### What is being asked
Leave out the pictures, then reproduce the rest of the material exactly.

### Dataset rows about figures
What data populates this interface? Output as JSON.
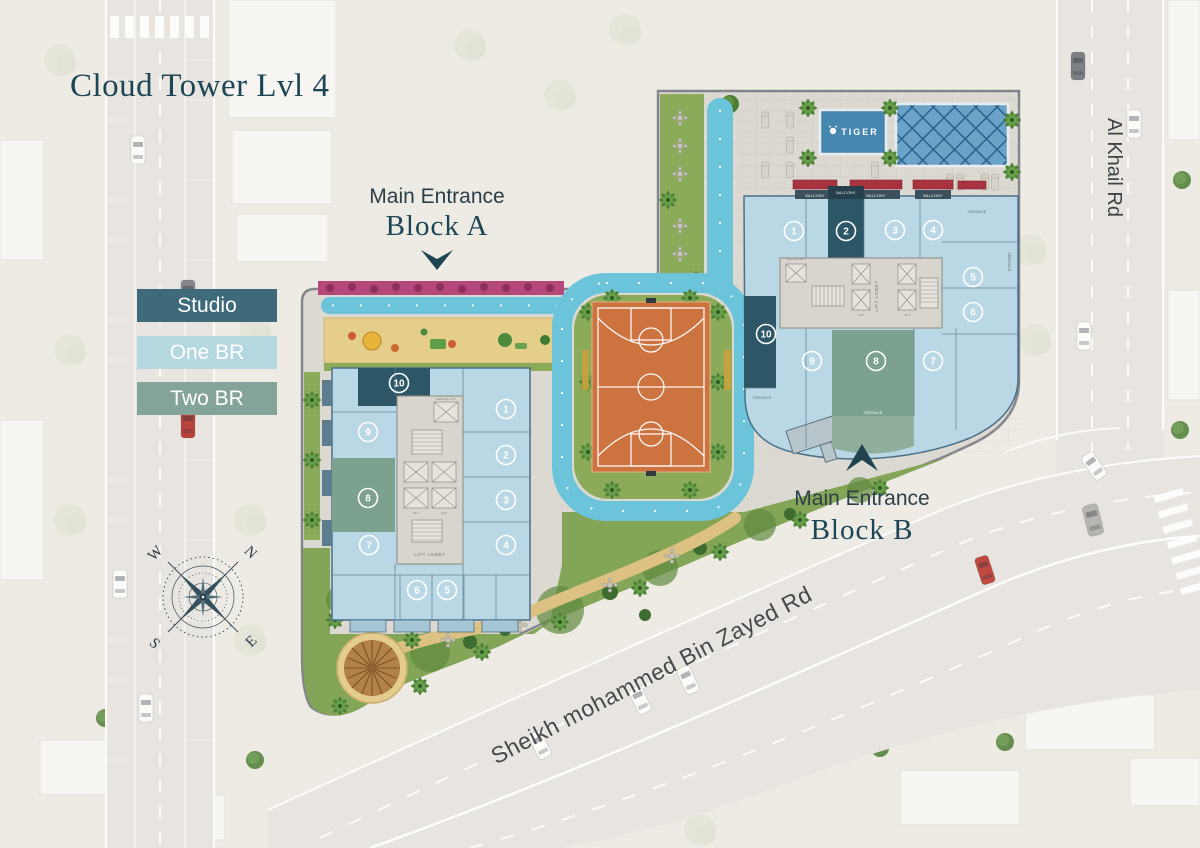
{
  "title": {
    "text": "Cloud Tower Lvl 4",
    "color": "#1c4656"
  },
  "legend": {
    "items": [
      {
        "id": "studio",
        "label": "Studio",
        "color": "#3e6a7a",
        "text_color": "#ffffff"
      },
      {
        "id": "one_br",
        "label": "One BR",
        "color": "#b5d7e0",
        "text_color": "#ffffff"
      },
      {
        "id": "two_br",
        "label": "Two BR",
        "color": "#84a399",
        "text_color": "#ffffff"
      }
    ]
  },
  "entrances": {
    "block_a": {
      "line1": "Main Entrance",
      "line2": "Block A",
      "arrow": "down"
    },
    "block_b": {
      "line1": "Main Entrance",
      "line2": "Block B",
      "arrow": "up"
    }
  },
  "roads": {
    "al_khail": {
      "label": "Al Khail Rd"
    },
    "sheikh_mohammed": {
      "label": "Sheikh mohammed Bin Zayed Rd"
    }
  },
  "compass": {
    "n": "N",
    "e": "E",
    "s": "S",
    "w": "W"
  },
  "pool": {
    "brand": "TIGER"
  },
  "block_a": {
    "name": "Block A",
    "core": {
      "lobby": "LIFT LOBBY",
      "lift": "LIFT",
      "service_lift": "SERVICE LIFT"
    },
    "units": [
      {
        "n": "1",
        "x": 506,
        "y": 409,
        "type": "one_br"
      },
      {
        "n": "2",
        "x": 506,
        "y": 455,
        "type": "one_br"
      },
      {
        "n": "3",
        "x": 506,
        "y": 500,
        "type": "one_br"
      },
      {
        "n": "4",
        "x": 506,
        "y": 545,
        "type": "one_br"
      },
      {
        "n": "5",
        "x": 447,
        "y": 590,
        "type": "one_br"
      },
      {
        "n": "6",
        "x": 417,
        "y": 590,
        "type": "one_br"
      },
      {
        "n": "7",
        "x": 369,
        "y": 545,
        "type": "one_br"
      },
      {
        "n": "8",
        "x": 368,
        "y": 498,
        "type": "two_br"
      },
      {
        "n": "9",
        "x": 368,
        "y": 432,
        "type": "one_br"
      },
      {
        "n": "10",
        "x": 399,
        "y": 383,
        "type": "studio"
      }
    ]
  },
  "block_b": {
    "name": "Block B",
    "core": {
      "lobby": "LIFT LOBBY",
      "lift": "LIFT",
      "service_lift": "SERVICE LIFT"
    },
    "labels": {
      "balcony": "BALCONY",
      "terrace": "TERRACE"
    },
    "units": [
      {
        "n": "1",
        "x": 794,
        "y": 231,
        "type": "one_br"
      },
      {
        "n": "2",
        "x": 846,
        "y": 231,
        "type": "studio"
      },
      {
        "n": "3",
        "x": 895,
        "y": 230,
        "type": "one_br"
      },
      {
        "n": "4",
        "x": 933,
        "y": 230,
        "type": "one_br"
      },
      {
        "n": "5",
        "x": 973,
        "y": 277,
        "type": "one_br"
      },
      {
        "n": "6",
        "x": 973,
        "y": 312,
        "type": "one_br"
      },
      {
        "n": "7",
        "x": 933,
        "y": 361,
        "type": "one_br"
      },
      {
        "n": "8",
        "x": 876,
        "y": 361,
        "type": "two_br"
      },
      {
        "n": "9",
        "x": 812,
        "y": 361,
        "type": "one_br"
      },
      {
        "n": "10",
        "x": 766,
        "y": 334,
        "type": "studio"
      }
    ]
  },
  "colors": {
    "studio": "#2d5767",
    "one_br": "#b9d7e4",
    "two_br": "#7ca28f",
    "track": "#6cc4db",
    "court": "#cd7340",
    "lawn": "#83a557",
    "sand": "#e5cd8a",
    "pool": "#4687b0",
    "pool_lattice": "#6ba3c8",
    "road": "#e8e5e0",
    "site": "#dcd9d2",
    "background": "#edebe4",
    "accent_dark": "#1c4656"
  }
}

### Answer to the problem
What data populates this interface? Output as JSON.
{
  "title": {
    "text": "Cloud Tower Lvl 4",
    "color": "#1c4656"
  },
  "legend": {
    "items": [
      {
        "id": "studio",
        "label": "Studio",
        "color": "#3e6a7a",
        "text_color": "#ffffff"
      },
      {
        "id": "one_br",
        "label": "One BR",
        "color": "#b5d7e0",
        "text_color": "#ffffff"
      },
      {
        "id": "two_br",
        "label": "Two BR",
        "color": "#84a399",
        "text_color": "#ffffff"
      }
    ]
  },
  "entrances": {
    "block_a": {
      "line1": "Main Entrance",
      "line2": "Block A",
      "arrow": "down"
    },
    "block_b": {
      "line1": "Main Entrance",
      "line2": "Block B",
      "arrow": "up"
    }
  },
  "roads": {
    "al_khail": {
      "label": "Al Khail Rd"
    },
    "sheikh_mohammed": {
      "label": "Sheikh mohammed Bin Zayed Rd"
    }
  },
  "compass": {
    "n": "N",
    "e": "E",
    "s": "S",
    "w": "W"
  },
  "pool": {
    "brand": "TIGER"
  },
  "block_a": {
    "name": "Block A",
    "core": {
      "lobby": "LIFT LOBBY",
      "lift": "LIFT",
      "service_lift": "SERVICE LIFT"
    },
    "units": [
      {
        "n": "1",
        "x": 506,
        "y": 409,
        "type": "one_br"
      },
      {
        "n": "2",
        "x": 506,
        "y": 455,
        "type": "one_br"
      },
      {
        "n": "3",
        "x": 506,
        "y": 500,
        "type": "one_br"
      },
      {
        "n": "4",
        "x": 506,
        "y": 545,
        "type": "one_br"
      },
      {
        "n": "5",
        "x": 447,
        "y": 590,
        "type": "one_br"
      },
      {
        "n": "6",
        "x": 417,
        "y": 590,
        "type": "one_br"
      },
      {
        "n": "7",
        "x": 369,
        "y": 545,
        "type": "one_br"
      },
      {
        "n": "8",
        "x": 368,
        "y": 498,
        "type": "two_br"
      },
      {
        "n": "9",
        "x": 368,
        "y": 432,
        "type": "one_br"
      },
      {
        "n": "10",
        "x": 399,
        "y": 383,
        "type": "studio"
      }
    ]
  },
  "block_b": {
    "name": "Block B",
    "core": {
      "lobby": "LIFT LOBBY",
      "lift": "LIFT",
      "service_lift": "SERVICE LIFT"
    },
    "labels": {
      "balcony": "BALCONY",
      "terrace": "TERRACE"
    },
    "units": [
      {
        "n": "1",
        "x": 794,
        "y": 231,
        "type": "one_br"
      },
      {
        "n": "2",
        "x": 846,
        "y": 231,
        "type": "studio"
      },
      {
        "n": "3",
        "x": 895,
        "y": 230,
        "type": "one_br"
      },
      {
        "n": "4",
        "x": 933,
        "y": 230,
        "type": "one_br"
      },
      {
        "n": "5",
        "x": 973,
        "y": 277,
        "type": "one_br"
      },
      {
        "n": "6",
        "x": 973,
        "y": 312,
        "type": "one_br"
      },
      {
        "n": "7",
        "x": 933,
        "y": 361,
        "type": "one_br"
      },
      {
        "n": "8",
        "x": 876,
        "y": 361,
        "type": "two_br"
      },
      {
        "n": "9",
        "x": 812,
        "y": 361,
        "type": "one_br"
      },
      {
        "n": "10",
        "x": 766,
        "y": 334,
        "type": "studio"
      }
    ]
  },
  "colors": {
    "studio": "#2d5767",
    "one_br": "#b9d7e4",
    "two_br": "#7ca28f",
    "track": "#6cc4db",
    "court": "#cd7340",
    "lawn": "#83a557",
    "sand": "#e5cd8a",
    "pool": "#4687b0",
    "pool_lattice": "#6ba3c8",
    "road": "#e8e5e0",
    "site": "#dcd9d2",
    "background": "#edebe4",
    "accent_dark": "#1c4656"
  }
}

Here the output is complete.